### Records shown
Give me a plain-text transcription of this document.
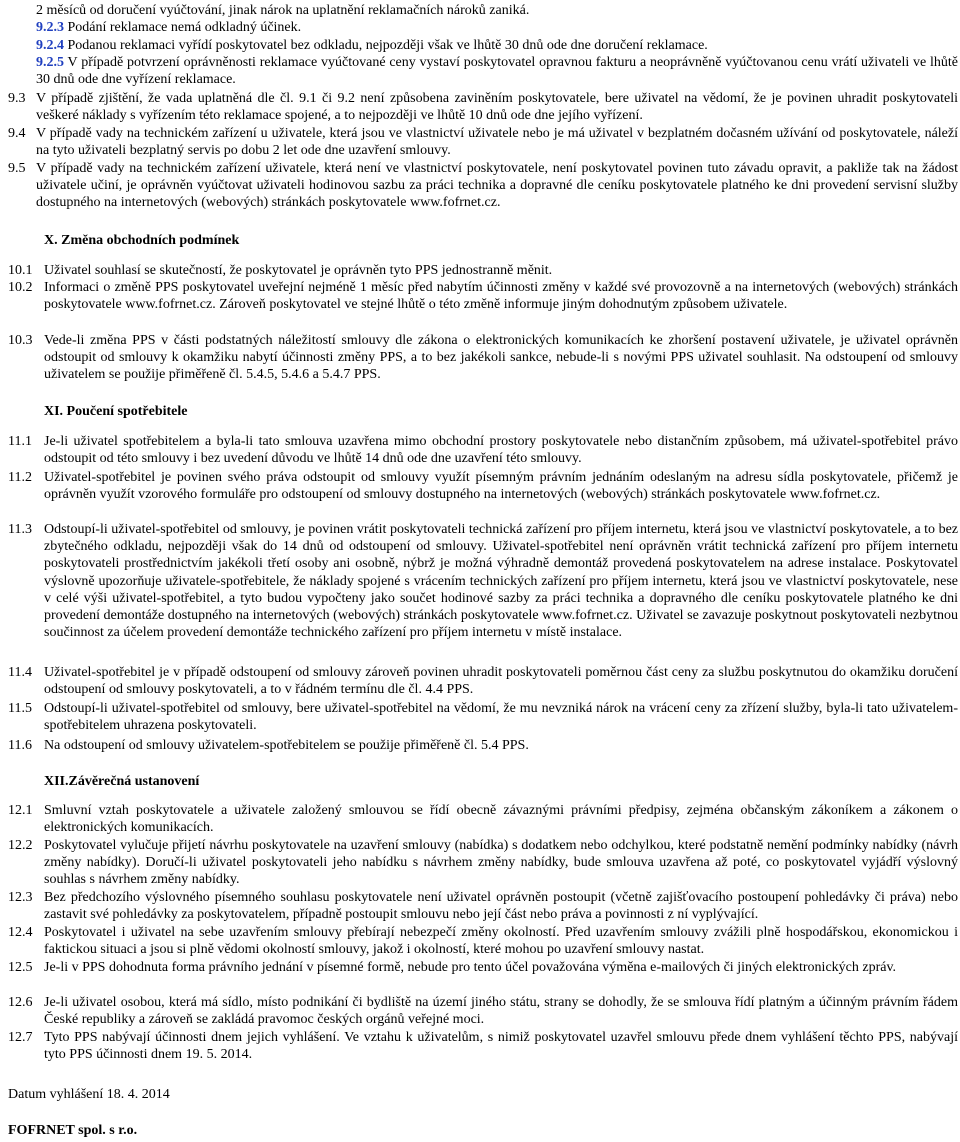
2 měsíců od doručení vyúčtování, jinak nárok na uplatnění reklamačních nároků zaniká.
9.2.3 Podání reklamace nemá odkladný účinek.
9.2.4 Podanou reklamaci vyřídí poskytovatel bez odkladu, nejpozději však ve lhůtě 30 dnů ode dne doručení reklamace.
9.2.5 V případě potvrzení oprávněnosti reklamace vyúčtované ceny vystaví poskytovatel opravnou fakturu a neoprávněně vyúčtovanou cenu vrátí uživateli ve lhůtě 30 dnů ode dne vyřízení reklamace.
9.3 V případě zjištění, že vada uplatněná dle čl. 9.1 či 9.2 není způsobena zaviněním poskytovatele, bere uživatel na vědomí, že je povinen uhradit poskytovateli veškeré náklady s vyřízením této reklamace spojené, a to nejpozději ve lhůtě 10 dnů ode dne jejího vyřízení.
9.4 V případě vady na technickém zařízení u uživatele, která jsou ve vlastnictví uživatele nebo je má uživatel v bezplatném dočasném užívání od poskytovatele, náleží na tyto uživateli bezplatný servis po dobu 2 let ode dne uzavření smlouvy.
9.5 V případě vady na technickém zařízení uživatele, která není ve vlastnictví poskytovatele, není poskytovatel povinen tuto závadu opravit, a pakliže tak na žádost uživatele učiní, je oprávněn vyúčtovat uživateli hodinovou sazbu za práci technika a dopravné dle ceníku poskytovatele platného ke dni provedení servisní služby dostupného na internetových (webových) stránkách poskytovatele www.fofrnet.cz.
X. Změna obchodních podmínek
10.1 Uživatel souhlasí se skutečností, že poskytovatel je oprávněn tyto PPS jednostranně měnit.
10.2 Informaci o změně PPS poskytovatel uveřejní nejméně 1 měsíc před nabytím účinnosti změny v každé své provozovně a na internetových (webových) stránkách poskytovatele www.fofrnet.cz. Zároveň poskytovatel ve stejné lhůtě o této změně informuje jiným dohodnutým způsobem uživatele.
10.3 Vede-li změna PPS v části podstatných náležitostí smlouvy dle zákona o elektronických komunikacích ke zhoršení postavení uživatele, je uživatel oprávněn odstoupit od smlouvy k okamžiku nabytí účinnosti změny PPS, a to bez jakékoli sankce, nebude-li s novými PPS uživatel souhlasit. Na odstoupení od smlouvy uživatelem se použije přiměřeně čl. 5.4.5, 5.4.6 a 5.4.7 PPS.
XI. Poučení spotřebitele
11.1 Je-li uživatel spotřebitelem a byla-li tato smlouva uzavřena mimo obchodní prostory poskytovatele nebo distančním způsobem, má uživatel-spotřebitel právo odstoupit od této smlouvy i bez uvedení důvodu ve lhůtě 14 dnů ode dne uzavření této smlouvy.
11.2 Uživatel-spotřebitel je povinen svého práva odstoupit od smlouvy využít písemným právním jednáním odeslaným na adresu sídla poskytovatele, přičemž je oprávněn využít vzorového formuláře pro odstoupení od smlouvy dostupného na internetových (webových) stránkách poskytovatele www.fofrnet.cz.
11.3 Odstoupí-li uživatel-spotřebitel od smlouvy, je povinen vrátit poskytovateli technická zařízení pro příjem internetu, která jsou ve vlastnictví poskytovatele, a to bez zbytečného odkladu, nejpozději však do 14 dnů od odstoupení od smlouvy. Uživatel-spotřebitel není oprávněn vrátit technická zařízení pro příjem internetu poskytovateli prostřednictvím jakékoli třetí osoby ani osobně, nýbrž je možná výhradně demontáž provedená poskytovatelem na adrese instalace. Poskytovatel výslovně upozorňuje uživatele-spotřebitele, že náklady spojené s vrácením technických zařízení pro příjem internetu, která jsou ve vlastnictví poskytovatele, nese v celé výši uživatel-spotřebitel, a tyto budou vypočteny jako součet hodinové sazby za práci technika a dopravného dle ceníku poskytovatele platného ke dni provedení demontáže dostupného na internetových (webových) stránkách poskytovatele www.fofrnet.cz. Uživatel se zavazuje poskytnout poskytovateli nezbytnou součinnost za účelem provedení demontáže technického zařízení pro příjem internetu v místě instalace.
11.4 Uživatel-spotřebitel je v případě odstoupení od smlouvy zároveň povinen uhradit poskytovateli poměrnou část ceny za službu poskytnutou do okamžiku doručení odstoupení od smlouvy poskytovateli, a to v řádném termínu dle čl. 4.4 PPS.
11.5 Odstoupí-li uživatel-spotřebitel od smlouvy, bere uživatel-spotřebitel na vědomí, že mu nevzniká nárok na vrácení ceny za zřízení služby, byla-li tato uživatelem-spotřebitelem uhrazena poskytovateli.
11.6 Na odstoupení od smlouvy uživatelem-spotřebitelem se použije přiměřeně čl. 5.4 PPS.
XII.Závěrečná ustanovení
12.1 Smluvní vztah poskytovatele a uživatele založený smlouvou se řídí obecně závaznými právními předpisy, zejména občanským zákoníkem a zákonem o elektronických komunikacích.
12.2 Poskytovatel vylučuje přijetí návrhu poskytovatele na uzavření smlouvy (nabídka) s dodatkem nebo odchylkou, které podstatně nemění podmínky nabídky (návrh změny nabídky). Doručí-li uživatel poskytovateli jeho nabídku s návrhem změny nabídky, bude smlouva uzavřena až poté, co poskytovatel vyjádří výslovný souhlas s návrhem změny nabídky.
12.3 Bez předchozího výslovného písemného souhlasu poskytovatele není uživatel oprávněn postoupit (včetně zajišťovacího postoupení pohledávky či práva) nebo zastavit své pohledávky za poskytovatelem, případně postoupit smlouvu nebo její část nebo práva a povinnosti z ní vyplývající.
12.4 Poskytovatel i uživatel na sebe uzavřením smlouvy přebírají nebezpečí změny okolností. Před uzavřením smlouvy zvážili plně hospodářskou, ekonomickou i faktickou situaci a jsou si plně vědomi okolností smlouvy, jakož i okolností, které mohou po uzavření smlouvy nastat.
12.5 Je-li v PPS dohodnuta forma právního jednání v písemné formě, nebude pro tento účel považována výměna e-mailových či jiných elektronických zpráv.
12.6 Je-li uživatel osobou, která má sídlo, místo podnikání či bydliště na území jiného státu, strany se dohodly, že se smlouva řídí platným a účinným právním řádem České republiky a zároveň se zakládá pravomoc českých orgánů veřejné moci.
12.7 Tyto PPS nabývají účinnosti dnem jejich vyhlášení. Ve vztahu k uživatelům, s nimiž poskytovatel uzavřel smlouvu přede dnem vyhlášení těchto PPS, nabývají tyto PPS účinnosti dnem 19. 5. 2014.
Datum vyhlášení 18. 4. 2014
FOFRNET spol. s r.o.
######
Quote the data exactly, leaving every image out of the copy.

◆ Output for this task
Give me a plain-text transcription of this document.
2 měsíců od doručení vyúčtování, jinak nárok na uplatnění reklamačních nároků zaniká.
9.2.3 Podání reklamace nemá odkladný účinek.
9.2.4 Podanou reklamaci vyřídí poskytovatel bez odkladu, nejpozději však ve lhůtě 30 dnů ode dne doručení reklamace.
9.2.5 V případě potvrzení oprávněnosti reklamace vyúčtované ceny vystaví poskytovatel opravnou fakturu a neoprávněně vyúčtovanou cenu vrátí uživateli ve lhůtě 30 dnů ode dne vyřízení reklamace.
9.3 V případě zjištění, že vada uplatněná dle čl. 9.1 či 9.2 není způsobena zaviněním poskytovatele, bere uživatel na vědomí, že je povinen uhradit poskytovateli veškeré náklady s vyřízením této reklamace spojené, a to nejpozději ve lhůtě 10 dnů ode dne jejího vyřízení.
9.4 V případě vady na technickém zařízení u uživatele, která jsou ve vlastnictví uživatele nebo je má uživatel v bezplatném dočasném užívání od poskytovatele, náleží na tyto uživateli bezplatný servis po dobu 2 let ode dne uzavření smlouvy.
9.5 V případě vady na technickém zařízení uživatele, která není ve vlastnictví poskytovatele, není poskytovatel povinen tuto závadu opravit, a pakliže tak na žádost uživatele učiní, je oprávněn vyúčtovat uživateli hodinovou sazbu za práci technika a dopravné dle ceníku poskytovatele platného ke dni provedení servisní služby dostupného na internetových (webových) stránkách poskytovatele www.fofrnet.cz.
X. Změna obchodních podmínek
10.1 Uživatel souhlasí se skutečností, že poskytovatel je oprávněn tyto PPS jednostranně měnit.
10.2 Informaci o změně PPS poskytovatel uveřejní nejméně 1 měsíc před nabytím účinnosti změny v každé své provozovně a na internetových (webových) stránkách poskytovatele www.fofrnet.cz. Zároveň poskytovatel ve stejné lhůtě o této změně informuje jiným dohodnutým způsobem uživatele.
10.3 Vede-li změna PPS v části podstatných náležitostí smlouvy dle zákona o elektronických komunikacích ke zhoršení postavení uživatele, je uživatel oprávněn odstoupit od smlouvy k okamžiku nabytí účinnosti změny PPS, a to bez jakékoli sankce, nebude-li s novými PPS uživatel souhlasit. Na odstoupení od smlouvy uživatelem se použije přiměřeně čl. 5.4.5, 5.4.6 a 5.4.7 PPS.
XI. Poučení spotřebitele
11.1 Je-li uživatel spotřebitelem a byla-li tato smlouva uzavřena mimo obchodní prostory poskytovatele nebo distančním způsobem, má uživatel-spotřebitel právo odstoupit od této smlouvy i bez uvedení důvodu ve lhůtě 14 dnů ode dne uzavření této smlouvy.
11.2 Uživatel-spotřebitel je povinen svého práva odstoupit od smlouvy využít písemným právním jednáním odeslaným na adresu sídla poskytovatele, přičemž je oprávněn využít vzorového formuláře pro odstoupení od smlouvy dostupného na internetových (webových) stránkách poskytovatele www.fofrnet.cz.
11.3 Odstoupí-li uživatel-spotřebitel od smlouvy, je povinen vrátit poskytovateli technická zařízení pro příjem internetu, která jsou ve vlastnictví poskytovatele, a to bez zbytečného odkladu, nejpozději však do 14 dnů od odstoupení od smlouvy. Uživatel-spotřebitel není oprávněn vrátit technická zařízení pro příjem internetu poskytovateli prostřednictvím jakékoli třetí osoby ani osobně, nýbrž je možná výhradně demontáž provedená poskytovatelem na adrese instalace. Poskytovatel výslovně upozorňuje uživatele-spotřebitele, že náklady spojené s vrácením technických zařízení pro příjem internetu, která jsou ve vlastnictví poskytovatele, nese v celé výši uživatel-spotřebitel, a tyto budou vypočteny jako součet hodinové sazby za práci technika a dopravného dle ceníku poskytovatele platného ke dni provedení demontáže dostupného na internetových (webových) stránkách poskytovatele www.fofrnet.cz. Uživatel se zavazuje poskytnout poskytovateli nezbytnou součinnost za účelem provedení demontáže technického zařízení pro příjem internetu v místě instalace.
11.4 Uživatel-spotřebitel je v případě odstoupení od smlouvy zároveň povinen uhradit poskytovateli poměrnou část ceny za službu poskytnutou do okamžiku doručení odstoupení od smlouvy poskytovateli, a to v řádném termínu dle čl. 4.4 PPS.
11.5 Odstoupí-li uživatel-spotřebitel od smlouvy, bere uživatel-spotřebitel na vědomí, že mu nevzniká nárok na vrácení ceny za zřízení služby, byla-li tato uživatelem-spotřebitelem uhrazena poskytovateli.
11.6 Na odstoupení od smlouvy uživatelem-spotřebitelem se použije přiměřeně čl. 5.4 PPS.
XII.Závěrečná ustanovení
12.1 Smluvní vztah poskytovatele a uživatele založený smlouvou se řídí obecně závaznými právními předpisy, zejména občanským zákoníkem a zákonem o elektronických komunikacích.
12.2 Poskytovatel vylučuje přijetí návrhu poskytovatele na uzavření smlouvy (nabídka) s dodatkem nebo odchylkou, které podstatně nemění podmínky nabídky (návrh změny nabídky). Doručí-li uživatel poskytovateli jeho nabídku s návrhem změny nabídky, bude smlouva uzavřena až poté, co poskytovatel vyjádří výslovný souhlas s návrhem změny nabídky.
12.3 Bez předchozího výslovného písemného souhlasu poskytovatele není uživatel oprávněn postoupit (včetně zajišťovacího postoupení pohledávky či práva) nebo zastavit své pohledávky za poskytovatelem, případně postoupit smlouvu nebo její část nebo práva a povinnosti z ní vyplývající.
12.4 Poskytovatel i uživatel na sebe uzavřením smlouvy přebírají nebezpečí změny okolností. Před uzavřením smlouvy zvážili plně hospodářskou, ekonomickou i faktickou situaci a jsou si plně vědomi okolností smlouvy, jakož i okolností, které mohou po uzavření smlouvy nastat.
12.5 Je-li v PPS dohodnuta forma právního jednání v písemné formě, nebude pro tento účel považována výměna e-mailových či jiných elektronických zpráv.
12.6 Je-li uživatel osobou, která má sídlo, místo podnikání či bydliště na území jiného státu, strany se dohodly, že se smlouva řídí platným a účinným právním řádem České republiky a zároveň se zakládá pravomoc českých orgánů veřejné moci.
12.7 Tyto PPS nabývají účinnosti dnem jejich vyhlášení. Ve vztahu k uživatelům, s nimiž poskytovatel uzavřel smlouvu přede dnem vyhlášení těchto PPS, nabývají tyto PPS účinnosti dnem 19. 5. 2014.
Datum vyhlášení 18. 4. 2014
FOFRNET spol. s r.o.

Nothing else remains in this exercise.